====== Items

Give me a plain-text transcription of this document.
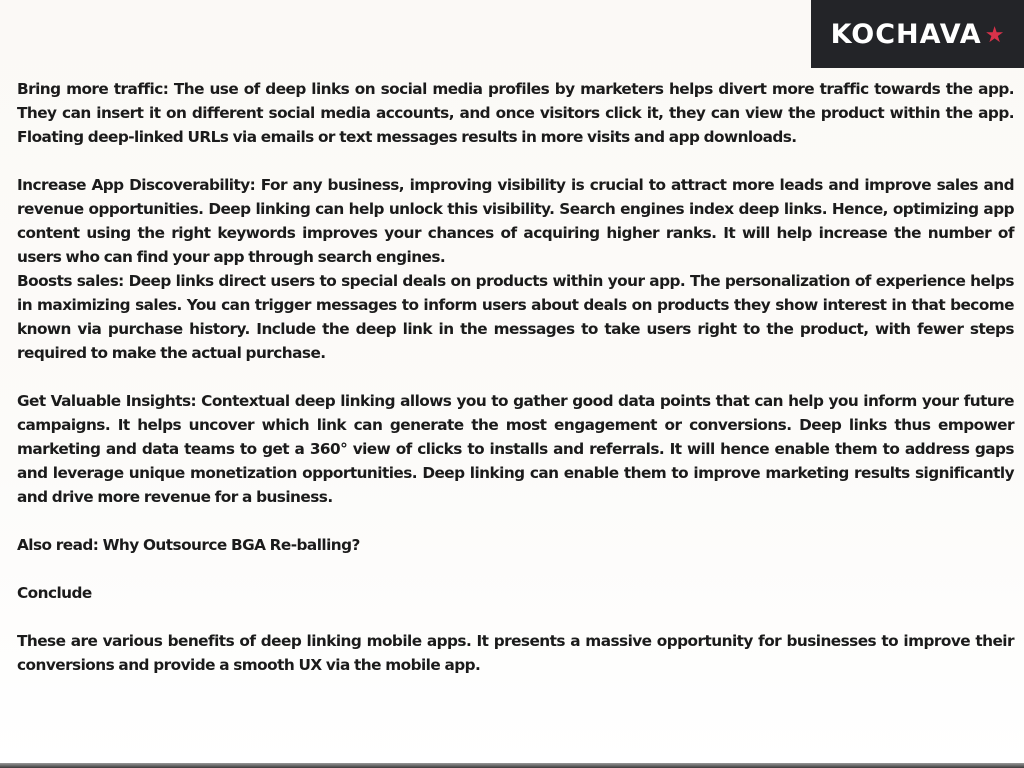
KOCHAVA ★

Bring more traffic: The use of deep links on social media profiles by marketers helps divert more traffic towards the app. They can insert it on different social media accounts, and once visitors click it, they can view the product within the app. Floating deep-linked URLs via emails or text messages results in more visits and app downloads.

Increase App Discoverability: For any business, improving visibility is crucial to attract more leads and improve sales and revenue opportunities. Deep linking can help unlock this visibility. Search engines index deep links. Hence, optimizing app content using the right keywords improves your chances of acquiring higher ranks. It will help increase the number of users who can find your app through search engines.

Boosts sales: Deep links direct users to special deals on products within your app. The personalization of experience helps in maximizing sales. You can trigger messages to inform users about deals on products they show interest in that become known via purchase history. Include the deep link in the messages to take users right to the product, with fewer steps required to make the actual purchase.

Get Valuable Insights: Contextual deep linking allows you to gather good data points that can help you inform your future campaigns. It helps uncover which link can generate the most engagement or conversions. Deep links thus empower marketing and data teams to get a 360° view of clicks to installs and referrals. It will hence enable them to address gaps and leverage unique monetization opportunities. Deep linking can enable them to improve marketing results significantly and drive more revenue for a business.

Also read: Why Outsource BGA Re-balling?

Conclude

These are various benefits of deep linking mobile apps. It presents a massive opportunity for businesses to improve their conversions and provide a smooth UX via the mobile app.
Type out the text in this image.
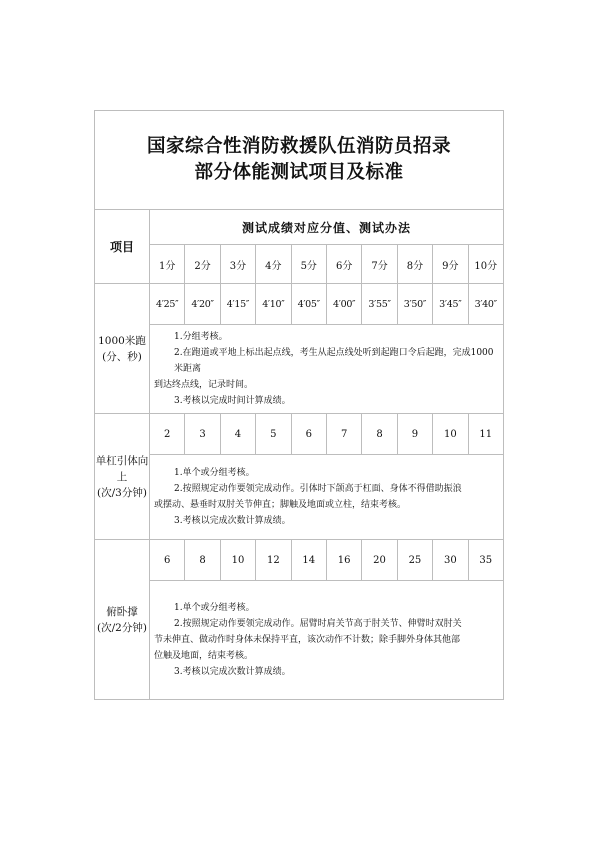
国家综合性消防救援队伍消防员招录
部分体能测试项目及标准
项目	测试成绩对应分值、测试办法									
	1分	2分	3分	4分	5分	6分	7分	8分	9分	10分
1000米跑
(分、秒)	4′25″	4′20″	4′15″	4′10″	4′05″	4′00″	3′55″	3′50″	3′45″	3′40″

	1.分组考核。
2.在跑道或平地上标出起点线，考生从起点线处听到起跑口令后起跑，完成1000米距离
到达终点线，记录时间。
3.考核以完成时间计算成绩。									

单杠引体向上
(次/3分钟)	2	3	4	5	6	7	8	9	10	11

	1.单个或分组考核。
2.按照规定动作要领完成动作。引体时下颌高于杠面、身体不得借助振浪
或摆动、悬垂时双肘关节伸直；脚触及地面或立柱，结束考核。
3.考核以完成次数计算成绩。									

俯卧撑
(次/2分钟)	6	8	10	12	14	16	20	25	30	35

	1.单个或分组考核。
2.按照规定动作要领完成动作。屈臂时肩关节高于肘关节、伸臂时双肘关
节未伸直、做动作时身体未保持平直，该次动作不计数；除手脚外身体其他部
位触及地面，结束考核。
3.考核以完成次数计算成绩。									
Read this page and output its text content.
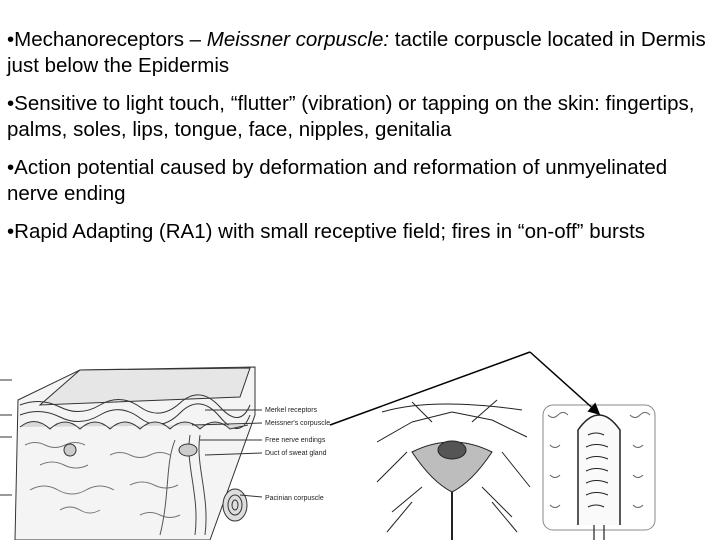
•Mechanoreceptors – Meissner corpuscle: tactile corpuscle located in Dermis just below the Epidermis
•Sensitive to light touch, “flutter” (vibration) or tapping on the skin: fingertips, palms, soles, lips, tongue, face, nipples, genitalia
•Action potential caused by deformation and reformation of unmyelinated nerve ending
•Rapid Adapting (RA1) with small receptive field; fires in “on-off” bursts
Merkel receptors
Meissner's corpuscle
Free nerve endings
Duct of sweat gland
Pacinian corpuscle
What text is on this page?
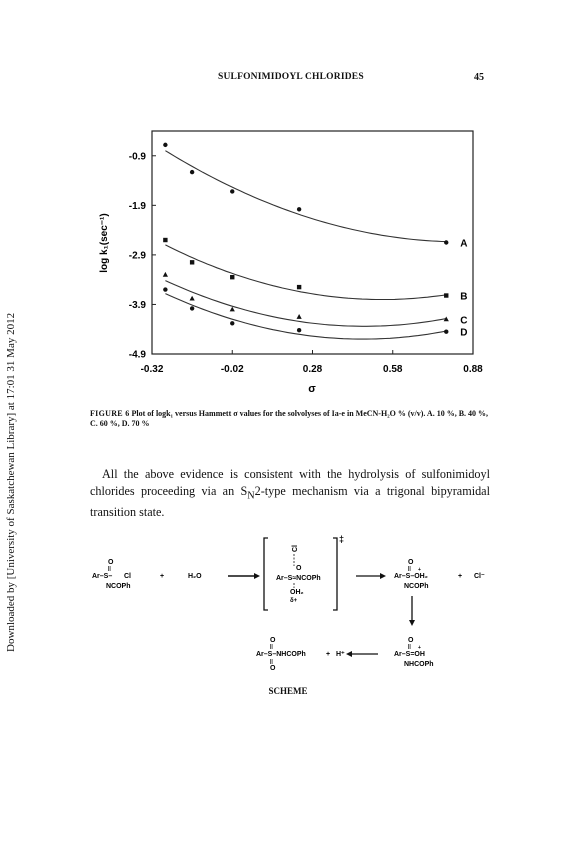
SULFONIMIDOYL CHLORIDES	45
Downloaded by [University of Saskatchewan Library] at 17:01 31 May 2012	-0.32	-0.02	0.28	0.58	0.88
-0.9
-1.9
-2.9
-3.9
-4.9
A
B
C
D
σ
log k₁(sec⁻¹)
FIGURE 6 Plot of logk₁ versus Hammett σ values for the solvolyses of Ia-e in MeCN-H₂O % (v/v). A. 10 %, B. 40 %, C. 60 %, D. 70 %
All the above evidence is consistent with the hydrolysis of sulfonimidoyl chlorides proceeding via an $S_N2$-type mechanism via a trigonal bipyramidal transition state.
O
||
Ar–S– Cl
NCOPh
+	H₂O
‡
Cl
O
Ar–S≈NCOPh
OH₂
δ+
O
||
Ar–S–OH₂
+
NCOPh
+ Cl⁻
O
||
Ar–S=OH
+
NHCOPh
O
||
Ar–S–NHCOPh
||
O
+ H⁺
SCHEME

============

# [Task goal]
Retype exactly the lines from the one containing "Type out the text in this image." through the last line of the records above, both included, and leave out any pictures.

# [Full output]
Type out the text in this image.
国家综合性消防救援队伍消防员招录
部分体能测试项目及标准
项目	测试成绩对应分值、测试办法									
	1分	2分	3分	4分	5分	6分	7分	8分	9分	10分
1000米跑
(分、秒)	4′25″	4′20″	4′15″	4′10″	4′05″	4′00″	3′55″	3′50″	3′45″	3′40″

	1.分组考核。
2.在跑道或平地上标出起点线，考生从起点线处听到起跑口令后起跑，完成1000米距离
到达终点线，记录时间。
3.考核以完成时间计算成绩。									

单杠引体向上
(次/3分钟)	2	3	4	5	6	7	8	9	10	11

	1.单个或分组考核。
2.按照规定动作要领完成动作。引体时下颌高于杠面、身体不得借助振浪
或摆动、悬垂时双肘关节伸直；脚触及地面或立柱，结束考核。
3.考核以完成次数计算成绩。									

俯卧撑
(次/2分钟)	6	8	10	12	14	16	20	25	30	35

	1.单个或分组考核。
2.按照规定动作要领完成动作。屈臂时肩关节高于肘关节、伸臂时双肘关
节未伸直、做动作时身体未保持平直，该次动作不计数；除手脚外身体其他部
位触及地面，结束考核。
3.考核以完成次数计算成绩。									
Read this page and output its text content.
•Mechanoreceptors – Meissner corpuscle: tactile corpuscle located in Dermis just below the Epidermis
•Sensitive to light touch, “flutter” (vibration) or tapping on the skin: fingertips, palms, soles, lips, tongue, face, nipples, genitalia
•Action potential caused by deformation and reformation of unmyelinated nerve ending
•Rapid Adapting (RA1) with small receptive field; fires in “on-off” bursts
Merkel receptors
Meissner's corpuscle
Free nerve endings
Duct of sweat gland
Pacinian corpuscle
What text is on this page?
SULFONIMIDOYL CHLORIDES	45
Downloaded by [University of Saskatchewan Library] at 17:01 31 May 2012	-0.32	-0.02	0.28	0.58	0.88
-0.9
-1.9
-2.9
-3.9
-4.9
A
B
C
D
σ
log k₁(sec⁻¹)
FIGURE 6 Plot of logk₁ versus Hammett σ values for the solvolyses of Ia-e in MeCN-H₂O % (v/v). A. 10 %, B. 40 %, C. 60 %, D. 70 %
All the above evidence is consistent with the hydrolysis of sulfonimidoyl chlorides proceeding via an $S_N2$-type mechanism via a trigonal bipyramidal transition state.
O
||
Ar–S– Cl
NCOPh
+	H₂O
‡
Cl
O
Ar–S≈NCOPh
OH₂
δ+
O
||
Ar–S–OH₂
+
NCOPh
+ Cl⁻
O
||
Ar–S=OH
+
NHCOPh
O
||
Ar–S–NHCOPh
||
O
+ H⁺
SCHEME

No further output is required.